* [Given instruction]:
Within the material below, find each line bearing the word "short" and present it.

* [Provided data]:
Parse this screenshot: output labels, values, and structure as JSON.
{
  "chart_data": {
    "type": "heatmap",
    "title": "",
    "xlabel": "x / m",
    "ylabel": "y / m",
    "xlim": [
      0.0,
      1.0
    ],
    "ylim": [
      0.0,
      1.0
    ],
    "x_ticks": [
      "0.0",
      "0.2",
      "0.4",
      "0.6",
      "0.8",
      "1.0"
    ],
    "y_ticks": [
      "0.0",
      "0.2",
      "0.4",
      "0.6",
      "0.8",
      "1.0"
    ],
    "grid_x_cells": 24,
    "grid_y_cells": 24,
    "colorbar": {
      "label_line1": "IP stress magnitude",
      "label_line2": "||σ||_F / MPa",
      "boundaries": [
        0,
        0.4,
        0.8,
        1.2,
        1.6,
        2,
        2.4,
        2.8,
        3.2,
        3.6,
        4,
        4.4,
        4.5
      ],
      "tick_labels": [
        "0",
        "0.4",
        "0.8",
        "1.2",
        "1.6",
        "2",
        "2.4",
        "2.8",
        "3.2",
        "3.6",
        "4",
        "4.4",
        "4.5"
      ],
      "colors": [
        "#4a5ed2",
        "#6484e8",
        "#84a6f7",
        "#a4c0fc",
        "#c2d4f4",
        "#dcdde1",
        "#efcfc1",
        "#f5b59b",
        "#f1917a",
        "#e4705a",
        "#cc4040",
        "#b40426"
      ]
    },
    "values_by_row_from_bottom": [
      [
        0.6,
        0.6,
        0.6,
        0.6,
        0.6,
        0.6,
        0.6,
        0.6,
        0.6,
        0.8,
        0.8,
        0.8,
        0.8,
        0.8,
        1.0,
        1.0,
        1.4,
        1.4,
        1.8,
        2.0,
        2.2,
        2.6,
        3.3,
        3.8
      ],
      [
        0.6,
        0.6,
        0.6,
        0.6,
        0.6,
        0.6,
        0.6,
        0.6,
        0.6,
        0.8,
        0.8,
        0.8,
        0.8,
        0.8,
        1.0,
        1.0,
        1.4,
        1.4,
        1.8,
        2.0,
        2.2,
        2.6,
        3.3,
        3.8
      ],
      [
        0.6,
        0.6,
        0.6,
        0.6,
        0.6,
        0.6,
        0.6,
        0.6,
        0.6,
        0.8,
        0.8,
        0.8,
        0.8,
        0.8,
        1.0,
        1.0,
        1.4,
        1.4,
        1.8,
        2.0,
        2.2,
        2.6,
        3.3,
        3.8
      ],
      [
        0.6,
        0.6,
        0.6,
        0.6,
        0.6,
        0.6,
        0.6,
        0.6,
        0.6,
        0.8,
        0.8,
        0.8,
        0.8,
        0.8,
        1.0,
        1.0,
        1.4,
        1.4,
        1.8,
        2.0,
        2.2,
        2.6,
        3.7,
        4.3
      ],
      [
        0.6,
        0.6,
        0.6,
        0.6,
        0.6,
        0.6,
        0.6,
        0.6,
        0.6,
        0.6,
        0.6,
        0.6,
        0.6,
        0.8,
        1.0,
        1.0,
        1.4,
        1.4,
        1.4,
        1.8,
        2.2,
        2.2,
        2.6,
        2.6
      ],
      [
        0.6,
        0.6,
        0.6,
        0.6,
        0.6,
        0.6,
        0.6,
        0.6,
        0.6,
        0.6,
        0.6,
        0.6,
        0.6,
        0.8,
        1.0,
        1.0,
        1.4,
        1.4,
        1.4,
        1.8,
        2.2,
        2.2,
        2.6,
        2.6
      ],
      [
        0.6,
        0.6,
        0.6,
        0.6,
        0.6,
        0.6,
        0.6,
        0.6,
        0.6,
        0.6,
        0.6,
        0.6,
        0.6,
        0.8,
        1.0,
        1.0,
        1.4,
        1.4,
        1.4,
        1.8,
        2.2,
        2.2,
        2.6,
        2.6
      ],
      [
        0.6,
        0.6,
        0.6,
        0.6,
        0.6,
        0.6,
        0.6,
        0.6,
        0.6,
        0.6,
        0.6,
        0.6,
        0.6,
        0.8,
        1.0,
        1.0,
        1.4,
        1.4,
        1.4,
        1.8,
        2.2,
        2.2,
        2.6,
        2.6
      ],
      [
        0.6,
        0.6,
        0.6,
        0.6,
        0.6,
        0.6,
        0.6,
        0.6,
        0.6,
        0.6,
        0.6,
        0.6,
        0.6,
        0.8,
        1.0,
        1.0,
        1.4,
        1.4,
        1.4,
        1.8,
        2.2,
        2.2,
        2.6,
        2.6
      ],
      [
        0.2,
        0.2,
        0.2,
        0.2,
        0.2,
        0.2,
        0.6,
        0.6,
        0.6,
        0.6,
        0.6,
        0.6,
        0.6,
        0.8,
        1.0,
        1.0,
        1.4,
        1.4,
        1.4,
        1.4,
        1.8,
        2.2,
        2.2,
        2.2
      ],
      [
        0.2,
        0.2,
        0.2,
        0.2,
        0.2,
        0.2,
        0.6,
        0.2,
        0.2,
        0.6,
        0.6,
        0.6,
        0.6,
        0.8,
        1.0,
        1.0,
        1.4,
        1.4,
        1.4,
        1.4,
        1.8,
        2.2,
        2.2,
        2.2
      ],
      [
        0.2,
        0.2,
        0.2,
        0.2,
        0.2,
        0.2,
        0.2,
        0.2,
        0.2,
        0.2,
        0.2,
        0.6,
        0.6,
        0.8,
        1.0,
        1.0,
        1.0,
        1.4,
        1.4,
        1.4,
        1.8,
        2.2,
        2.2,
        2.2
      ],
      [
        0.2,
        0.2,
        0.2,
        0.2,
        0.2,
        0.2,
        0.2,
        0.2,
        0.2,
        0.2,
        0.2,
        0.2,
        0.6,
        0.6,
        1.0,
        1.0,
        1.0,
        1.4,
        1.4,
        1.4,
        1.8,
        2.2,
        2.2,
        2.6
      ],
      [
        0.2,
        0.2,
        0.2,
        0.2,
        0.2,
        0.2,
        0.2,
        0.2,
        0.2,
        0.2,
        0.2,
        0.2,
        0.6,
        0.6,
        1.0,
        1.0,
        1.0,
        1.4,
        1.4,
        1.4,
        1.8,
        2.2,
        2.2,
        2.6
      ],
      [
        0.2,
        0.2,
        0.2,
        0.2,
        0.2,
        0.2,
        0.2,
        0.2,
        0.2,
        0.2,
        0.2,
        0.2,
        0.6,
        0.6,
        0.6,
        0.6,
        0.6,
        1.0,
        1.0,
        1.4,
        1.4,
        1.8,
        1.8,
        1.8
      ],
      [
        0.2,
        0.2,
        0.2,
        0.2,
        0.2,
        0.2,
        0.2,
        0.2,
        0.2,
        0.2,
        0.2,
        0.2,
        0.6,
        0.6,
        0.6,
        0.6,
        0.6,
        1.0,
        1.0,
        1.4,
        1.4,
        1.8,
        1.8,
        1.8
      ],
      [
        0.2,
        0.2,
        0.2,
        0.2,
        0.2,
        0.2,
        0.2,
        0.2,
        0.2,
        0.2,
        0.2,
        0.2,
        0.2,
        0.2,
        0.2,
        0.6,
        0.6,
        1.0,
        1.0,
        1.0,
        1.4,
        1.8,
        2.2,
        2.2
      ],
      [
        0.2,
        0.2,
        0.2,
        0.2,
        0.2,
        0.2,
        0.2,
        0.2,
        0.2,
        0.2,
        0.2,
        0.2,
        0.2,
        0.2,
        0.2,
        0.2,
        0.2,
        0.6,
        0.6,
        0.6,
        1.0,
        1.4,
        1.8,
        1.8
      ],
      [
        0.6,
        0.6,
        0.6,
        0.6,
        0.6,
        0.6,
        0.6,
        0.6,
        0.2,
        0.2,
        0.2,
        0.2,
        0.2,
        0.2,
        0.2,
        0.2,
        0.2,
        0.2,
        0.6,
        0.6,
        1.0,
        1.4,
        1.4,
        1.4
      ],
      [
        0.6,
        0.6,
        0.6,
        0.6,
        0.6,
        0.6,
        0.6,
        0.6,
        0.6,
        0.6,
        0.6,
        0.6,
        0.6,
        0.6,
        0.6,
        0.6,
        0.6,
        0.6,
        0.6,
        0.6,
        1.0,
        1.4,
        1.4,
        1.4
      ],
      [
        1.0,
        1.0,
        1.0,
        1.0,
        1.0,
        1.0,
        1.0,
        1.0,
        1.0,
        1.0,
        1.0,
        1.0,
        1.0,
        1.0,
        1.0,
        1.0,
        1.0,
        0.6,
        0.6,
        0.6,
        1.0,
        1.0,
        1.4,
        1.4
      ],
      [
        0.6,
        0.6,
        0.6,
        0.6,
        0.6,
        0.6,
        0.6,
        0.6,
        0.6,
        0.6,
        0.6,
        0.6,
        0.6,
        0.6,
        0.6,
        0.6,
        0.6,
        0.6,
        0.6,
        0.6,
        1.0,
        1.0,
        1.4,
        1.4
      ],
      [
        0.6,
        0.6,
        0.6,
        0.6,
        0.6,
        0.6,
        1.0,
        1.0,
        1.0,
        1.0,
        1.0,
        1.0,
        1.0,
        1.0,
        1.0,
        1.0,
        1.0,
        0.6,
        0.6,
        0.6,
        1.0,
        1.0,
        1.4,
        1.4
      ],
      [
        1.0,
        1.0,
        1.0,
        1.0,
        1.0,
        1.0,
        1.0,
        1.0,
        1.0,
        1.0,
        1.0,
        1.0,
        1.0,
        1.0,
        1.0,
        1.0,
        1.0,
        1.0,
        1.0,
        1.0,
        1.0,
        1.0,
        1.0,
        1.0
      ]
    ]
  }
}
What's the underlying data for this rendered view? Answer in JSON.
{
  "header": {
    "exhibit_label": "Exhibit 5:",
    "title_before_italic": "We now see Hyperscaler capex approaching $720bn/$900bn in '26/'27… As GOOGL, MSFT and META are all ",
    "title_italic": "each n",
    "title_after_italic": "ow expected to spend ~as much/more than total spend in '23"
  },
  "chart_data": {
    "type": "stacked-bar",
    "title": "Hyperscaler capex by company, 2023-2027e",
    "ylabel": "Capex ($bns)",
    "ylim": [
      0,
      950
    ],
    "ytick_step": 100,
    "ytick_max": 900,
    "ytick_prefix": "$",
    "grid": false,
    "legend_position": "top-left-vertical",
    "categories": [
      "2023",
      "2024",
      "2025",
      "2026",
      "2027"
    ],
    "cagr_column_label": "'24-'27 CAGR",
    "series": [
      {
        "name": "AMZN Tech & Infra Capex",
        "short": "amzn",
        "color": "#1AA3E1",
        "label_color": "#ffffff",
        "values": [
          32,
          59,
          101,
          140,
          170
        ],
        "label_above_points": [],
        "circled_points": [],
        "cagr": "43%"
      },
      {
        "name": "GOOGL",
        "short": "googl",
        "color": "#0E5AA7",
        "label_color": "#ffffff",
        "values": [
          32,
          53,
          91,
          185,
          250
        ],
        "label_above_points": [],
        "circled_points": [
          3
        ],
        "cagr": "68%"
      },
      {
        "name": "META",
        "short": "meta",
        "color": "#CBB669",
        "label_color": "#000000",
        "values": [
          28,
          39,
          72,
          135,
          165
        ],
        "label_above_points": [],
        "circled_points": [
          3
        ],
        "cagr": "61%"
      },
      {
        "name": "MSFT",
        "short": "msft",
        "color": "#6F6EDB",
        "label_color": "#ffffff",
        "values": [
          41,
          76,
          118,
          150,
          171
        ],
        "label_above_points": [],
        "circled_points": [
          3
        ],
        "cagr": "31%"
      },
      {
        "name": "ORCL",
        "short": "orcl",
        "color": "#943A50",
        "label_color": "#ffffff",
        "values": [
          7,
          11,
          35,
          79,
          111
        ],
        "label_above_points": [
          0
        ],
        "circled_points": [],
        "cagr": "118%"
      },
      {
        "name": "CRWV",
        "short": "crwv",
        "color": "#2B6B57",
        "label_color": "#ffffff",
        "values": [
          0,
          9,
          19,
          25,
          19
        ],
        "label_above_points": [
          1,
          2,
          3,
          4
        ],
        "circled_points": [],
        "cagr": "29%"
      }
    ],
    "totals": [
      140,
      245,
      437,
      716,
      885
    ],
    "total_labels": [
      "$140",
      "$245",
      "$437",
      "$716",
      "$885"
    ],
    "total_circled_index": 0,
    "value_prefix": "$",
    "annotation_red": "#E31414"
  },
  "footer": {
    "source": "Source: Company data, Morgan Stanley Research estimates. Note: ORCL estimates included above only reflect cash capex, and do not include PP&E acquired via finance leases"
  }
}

* [Task output]:
        "short": "amzn",
        "short": "googl",
        "short": "meta",
        "short": "msft",
        "short": "orcl",
        "short": "crwv",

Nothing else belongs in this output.